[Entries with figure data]
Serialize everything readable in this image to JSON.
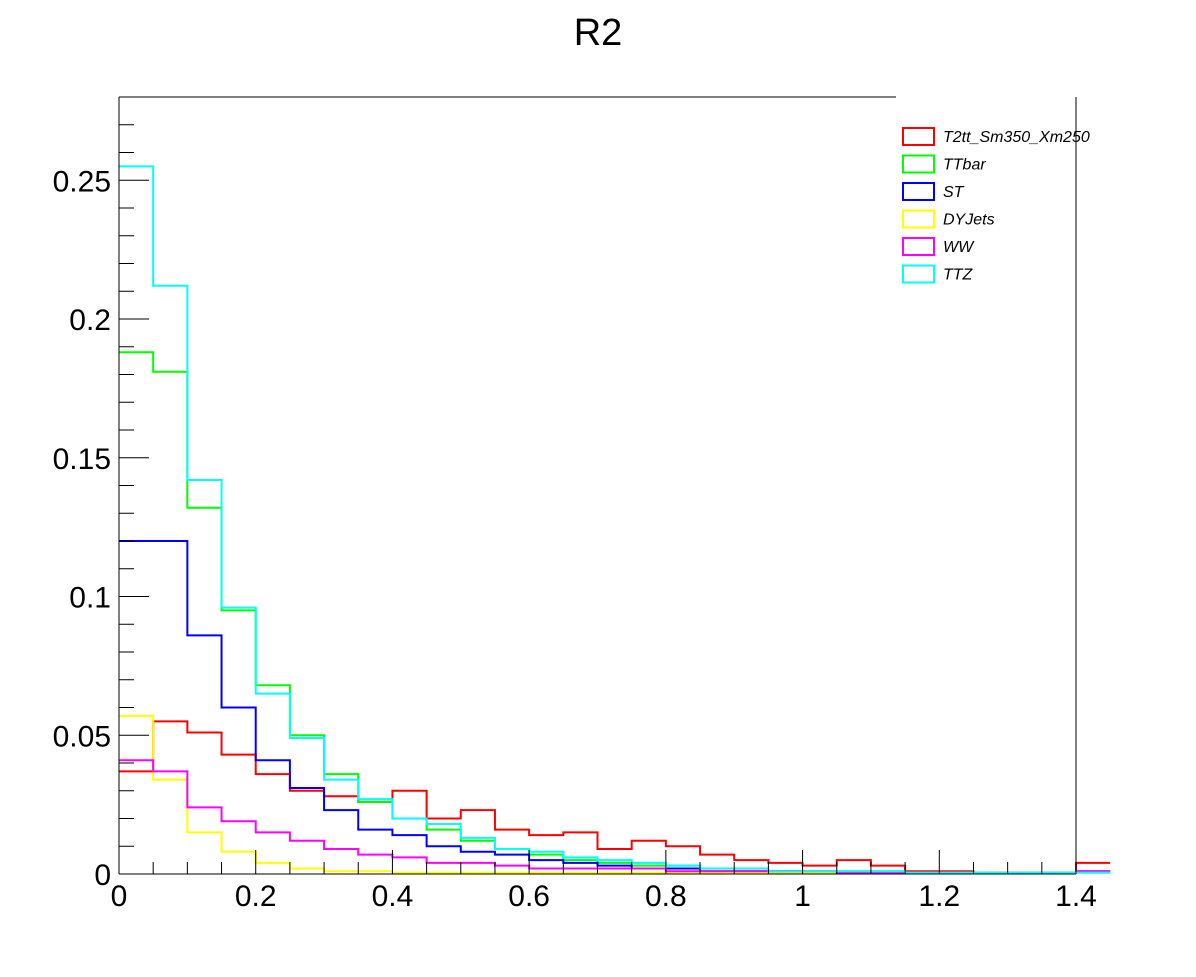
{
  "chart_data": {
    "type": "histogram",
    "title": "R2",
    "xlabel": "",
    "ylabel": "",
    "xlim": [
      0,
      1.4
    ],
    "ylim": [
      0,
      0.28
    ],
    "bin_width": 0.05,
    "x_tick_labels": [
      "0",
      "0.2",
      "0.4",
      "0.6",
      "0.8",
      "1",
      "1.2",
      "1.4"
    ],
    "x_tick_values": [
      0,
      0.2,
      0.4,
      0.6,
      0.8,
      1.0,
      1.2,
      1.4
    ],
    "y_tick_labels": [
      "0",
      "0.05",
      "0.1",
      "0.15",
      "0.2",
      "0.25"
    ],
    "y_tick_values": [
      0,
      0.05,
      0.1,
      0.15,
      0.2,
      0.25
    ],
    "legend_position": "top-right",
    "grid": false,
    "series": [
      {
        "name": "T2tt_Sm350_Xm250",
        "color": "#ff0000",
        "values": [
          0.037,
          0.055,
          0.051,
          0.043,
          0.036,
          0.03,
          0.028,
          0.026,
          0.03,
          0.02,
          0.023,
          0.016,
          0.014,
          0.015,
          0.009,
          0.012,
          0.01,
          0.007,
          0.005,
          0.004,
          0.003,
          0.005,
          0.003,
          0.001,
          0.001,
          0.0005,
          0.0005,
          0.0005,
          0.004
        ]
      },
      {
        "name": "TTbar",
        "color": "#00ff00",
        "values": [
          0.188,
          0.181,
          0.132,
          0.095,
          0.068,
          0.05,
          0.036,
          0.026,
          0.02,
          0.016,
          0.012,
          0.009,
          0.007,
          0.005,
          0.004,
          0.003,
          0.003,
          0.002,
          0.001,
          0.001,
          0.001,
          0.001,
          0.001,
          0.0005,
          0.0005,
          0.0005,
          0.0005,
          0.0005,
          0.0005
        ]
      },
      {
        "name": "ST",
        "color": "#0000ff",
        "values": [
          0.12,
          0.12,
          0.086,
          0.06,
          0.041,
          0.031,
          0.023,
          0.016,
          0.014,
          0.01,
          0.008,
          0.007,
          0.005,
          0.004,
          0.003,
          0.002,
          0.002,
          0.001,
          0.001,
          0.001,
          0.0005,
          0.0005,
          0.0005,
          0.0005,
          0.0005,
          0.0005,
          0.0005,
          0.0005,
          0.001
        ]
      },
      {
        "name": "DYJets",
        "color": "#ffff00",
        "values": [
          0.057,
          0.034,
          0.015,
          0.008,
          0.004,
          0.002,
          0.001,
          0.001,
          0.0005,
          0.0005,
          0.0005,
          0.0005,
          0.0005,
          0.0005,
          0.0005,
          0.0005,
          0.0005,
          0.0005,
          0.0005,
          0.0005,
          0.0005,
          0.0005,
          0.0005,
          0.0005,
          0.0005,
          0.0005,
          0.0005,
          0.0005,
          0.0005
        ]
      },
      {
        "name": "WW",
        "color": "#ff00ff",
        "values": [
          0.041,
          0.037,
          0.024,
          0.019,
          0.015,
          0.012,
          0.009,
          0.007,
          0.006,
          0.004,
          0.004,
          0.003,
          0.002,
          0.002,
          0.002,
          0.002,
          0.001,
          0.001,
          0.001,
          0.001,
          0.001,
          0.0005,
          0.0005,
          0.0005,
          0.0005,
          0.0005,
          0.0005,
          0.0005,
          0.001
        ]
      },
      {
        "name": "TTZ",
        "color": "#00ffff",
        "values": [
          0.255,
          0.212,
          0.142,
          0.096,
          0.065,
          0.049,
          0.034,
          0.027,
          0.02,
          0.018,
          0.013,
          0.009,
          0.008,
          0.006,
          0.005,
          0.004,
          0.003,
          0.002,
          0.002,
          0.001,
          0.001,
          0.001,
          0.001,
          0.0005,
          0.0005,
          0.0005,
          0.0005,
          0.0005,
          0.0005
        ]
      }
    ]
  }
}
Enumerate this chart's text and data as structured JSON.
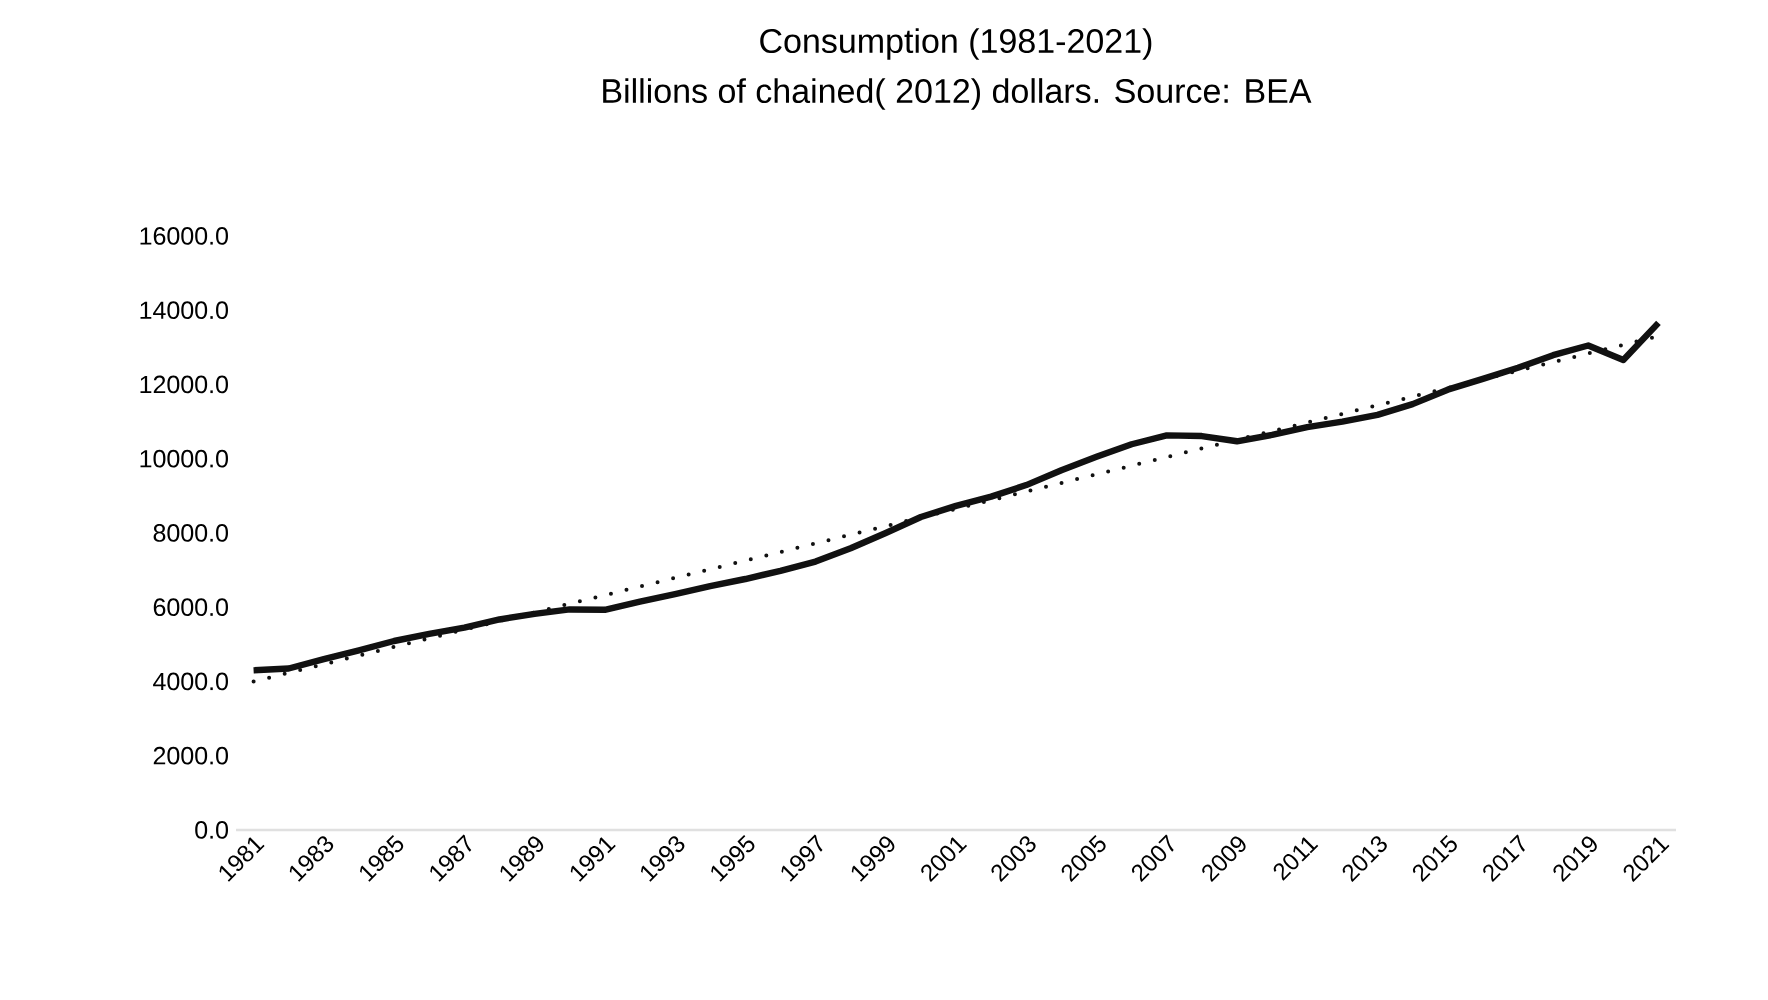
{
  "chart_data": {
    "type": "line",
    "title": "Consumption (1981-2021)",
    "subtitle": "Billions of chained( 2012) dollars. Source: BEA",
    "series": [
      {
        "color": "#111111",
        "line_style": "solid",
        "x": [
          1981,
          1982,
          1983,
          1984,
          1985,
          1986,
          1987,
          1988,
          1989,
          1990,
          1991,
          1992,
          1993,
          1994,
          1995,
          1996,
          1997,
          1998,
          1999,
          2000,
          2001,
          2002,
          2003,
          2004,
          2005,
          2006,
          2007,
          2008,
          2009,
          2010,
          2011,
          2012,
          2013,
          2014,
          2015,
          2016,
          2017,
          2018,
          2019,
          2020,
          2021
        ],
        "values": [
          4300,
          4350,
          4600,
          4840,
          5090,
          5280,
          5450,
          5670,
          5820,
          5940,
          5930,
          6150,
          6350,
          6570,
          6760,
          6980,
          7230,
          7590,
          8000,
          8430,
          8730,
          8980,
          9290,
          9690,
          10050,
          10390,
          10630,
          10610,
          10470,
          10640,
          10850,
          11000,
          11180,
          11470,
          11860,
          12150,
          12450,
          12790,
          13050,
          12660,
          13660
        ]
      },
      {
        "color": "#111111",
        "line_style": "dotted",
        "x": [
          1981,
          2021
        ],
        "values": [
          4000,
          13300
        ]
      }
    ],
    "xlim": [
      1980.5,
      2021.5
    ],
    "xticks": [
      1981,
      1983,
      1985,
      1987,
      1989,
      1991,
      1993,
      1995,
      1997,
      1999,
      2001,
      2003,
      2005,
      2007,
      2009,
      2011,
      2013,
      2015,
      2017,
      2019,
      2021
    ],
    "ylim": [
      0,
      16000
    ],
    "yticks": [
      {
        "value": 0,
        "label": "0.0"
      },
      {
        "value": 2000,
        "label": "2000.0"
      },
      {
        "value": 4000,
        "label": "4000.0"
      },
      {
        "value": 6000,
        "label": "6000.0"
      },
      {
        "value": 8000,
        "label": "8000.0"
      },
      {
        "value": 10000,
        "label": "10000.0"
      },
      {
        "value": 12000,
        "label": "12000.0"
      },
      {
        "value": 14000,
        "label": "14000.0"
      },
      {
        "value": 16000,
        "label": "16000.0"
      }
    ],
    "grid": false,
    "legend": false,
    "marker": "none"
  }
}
---
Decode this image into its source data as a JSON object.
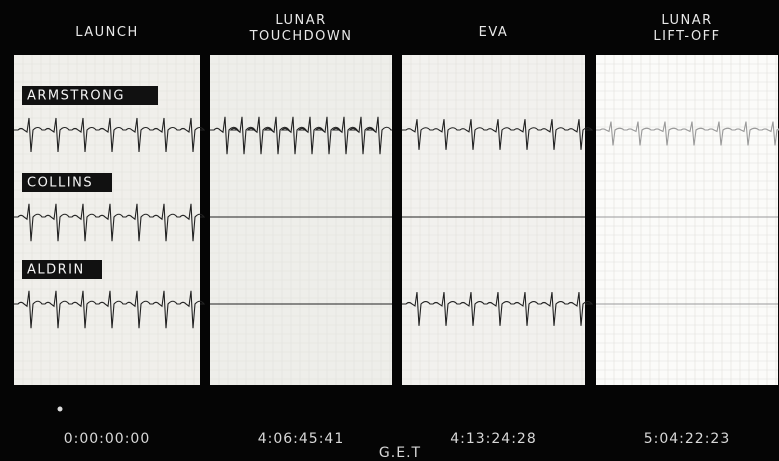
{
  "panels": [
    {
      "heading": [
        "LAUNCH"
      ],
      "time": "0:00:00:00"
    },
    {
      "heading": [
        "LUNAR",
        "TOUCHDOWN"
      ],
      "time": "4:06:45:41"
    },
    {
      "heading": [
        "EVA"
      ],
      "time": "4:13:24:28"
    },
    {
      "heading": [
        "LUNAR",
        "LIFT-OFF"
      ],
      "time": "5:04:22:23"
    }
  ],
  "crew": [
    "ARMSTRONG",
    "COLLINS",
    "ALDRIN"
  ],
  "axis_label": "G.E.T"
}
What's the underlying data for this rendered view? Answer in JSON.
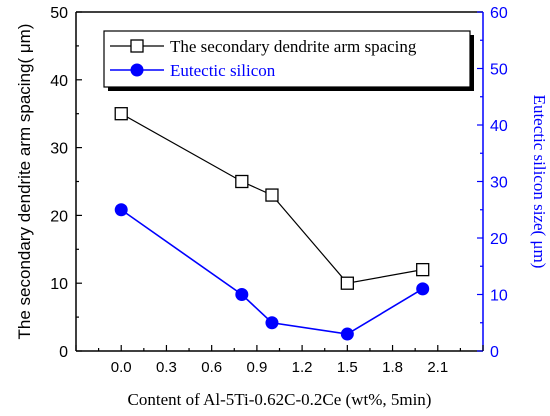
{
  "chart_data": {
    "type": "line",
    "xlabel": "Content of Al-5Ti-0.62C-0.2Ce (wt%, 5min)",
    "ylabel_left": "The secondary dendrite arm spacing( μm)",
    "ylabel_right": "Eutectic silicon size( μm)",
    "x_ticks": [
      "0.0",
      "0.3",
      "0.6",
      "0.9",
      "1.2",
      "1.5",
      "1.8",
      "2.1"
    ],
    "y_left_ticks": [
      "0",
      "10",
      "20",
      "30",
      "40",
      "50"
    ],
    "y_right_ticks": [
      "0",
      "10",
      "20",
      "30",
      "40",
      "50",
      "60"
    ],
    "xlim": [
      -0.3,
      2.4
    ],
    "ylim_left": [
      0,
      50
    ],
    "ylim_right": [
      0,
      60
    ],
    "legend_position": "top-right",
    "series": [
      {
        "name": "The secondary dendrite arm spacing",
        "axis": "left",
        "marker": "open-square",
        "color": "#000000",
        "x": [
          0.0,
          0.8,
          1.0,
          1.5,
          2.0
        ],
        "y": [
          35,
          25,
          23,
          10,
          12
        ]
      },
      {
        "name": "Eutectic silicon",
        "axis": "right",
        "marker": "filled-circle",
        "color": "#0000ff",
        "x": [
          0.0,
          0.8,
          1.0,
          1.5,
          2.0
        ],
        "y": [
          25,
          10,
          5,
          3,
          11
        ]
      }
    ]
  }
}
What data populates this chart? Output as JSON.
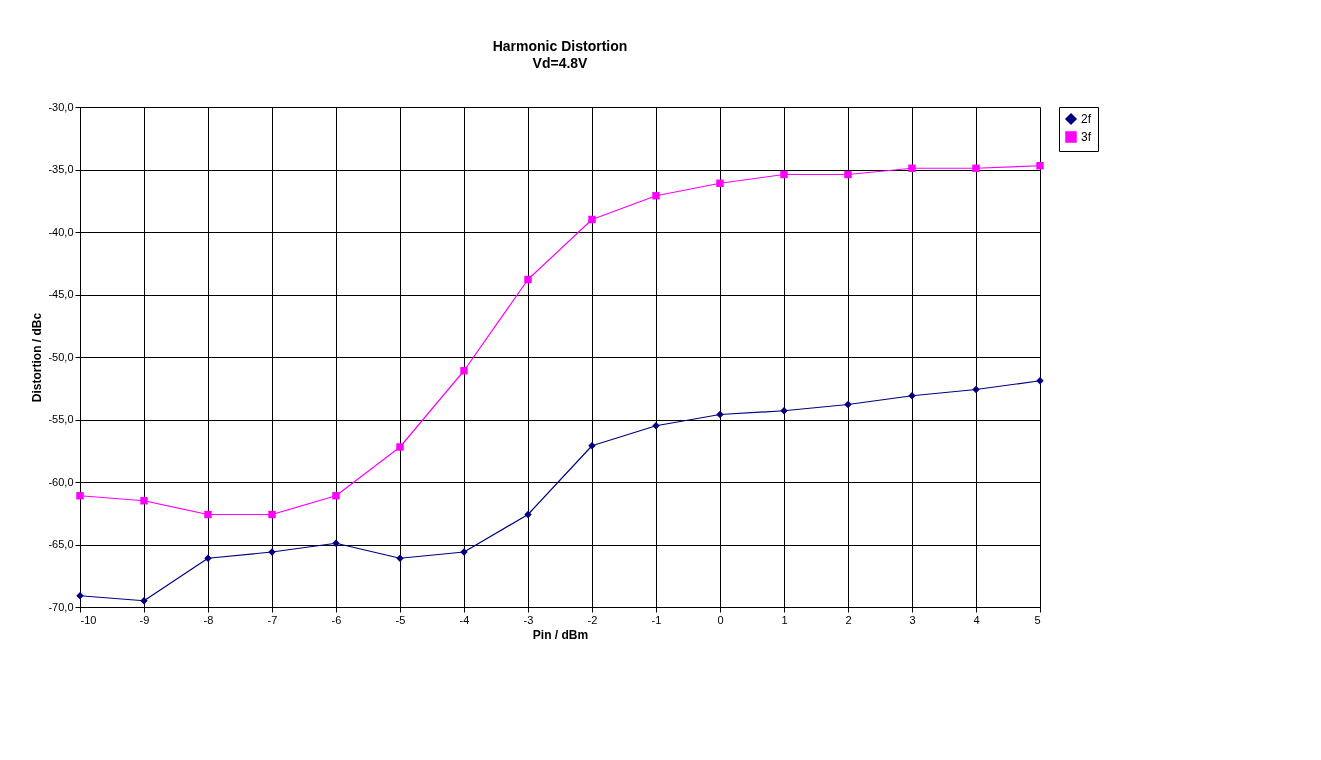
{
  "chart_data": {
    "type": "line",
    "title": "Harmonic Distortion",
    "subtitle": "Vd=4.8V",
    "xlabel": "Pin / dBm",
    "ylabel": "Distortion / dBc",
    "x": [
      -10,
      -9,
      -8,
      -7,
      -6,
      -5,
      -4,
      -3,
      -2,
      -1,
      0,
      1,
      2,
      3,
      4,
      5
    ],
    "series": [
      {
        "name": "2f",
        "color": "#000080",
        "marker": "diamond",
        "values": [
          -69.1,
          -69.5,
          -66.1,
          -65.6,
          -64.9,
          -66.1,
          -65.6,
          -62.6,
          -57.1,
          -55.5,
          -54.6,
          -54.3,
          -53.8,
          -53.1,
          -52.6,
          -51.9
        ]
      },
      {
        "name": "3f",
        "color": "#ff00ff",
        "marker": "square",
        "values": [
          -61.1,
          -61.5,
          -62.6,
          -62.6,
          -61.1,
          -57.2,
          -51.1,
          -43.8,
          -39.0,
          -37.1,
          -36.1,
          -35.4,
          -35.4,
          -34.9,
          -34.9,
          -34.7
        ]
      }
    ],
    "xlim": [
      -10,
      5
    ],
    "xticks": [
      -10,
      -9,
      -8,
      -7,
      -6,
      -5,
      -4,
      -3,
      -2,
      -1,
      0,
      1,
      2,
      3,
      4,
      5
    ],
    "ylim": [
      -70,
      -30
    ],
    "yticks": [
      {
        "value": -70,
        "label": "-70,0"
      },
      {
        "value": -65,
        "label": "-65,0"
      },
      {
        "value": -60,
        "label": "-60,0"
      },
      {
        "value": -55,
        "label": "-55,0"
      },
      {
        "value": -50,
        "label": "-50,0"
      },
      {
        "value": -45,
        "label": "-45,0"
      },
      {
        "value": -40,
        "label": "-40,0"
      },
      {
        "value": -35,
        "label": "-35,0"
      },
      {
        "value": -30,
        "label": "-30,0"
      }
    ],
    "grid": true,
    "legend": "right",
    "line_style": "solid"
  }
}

* **Set exercise**: Search the listing above for the string "subtitle". Copy every line that contains it.

* **Task solution**:
    "subtitle": "Billions of chained( 2012) dollars. Source: BEA",
    "subtitle": "Vd=4.8V",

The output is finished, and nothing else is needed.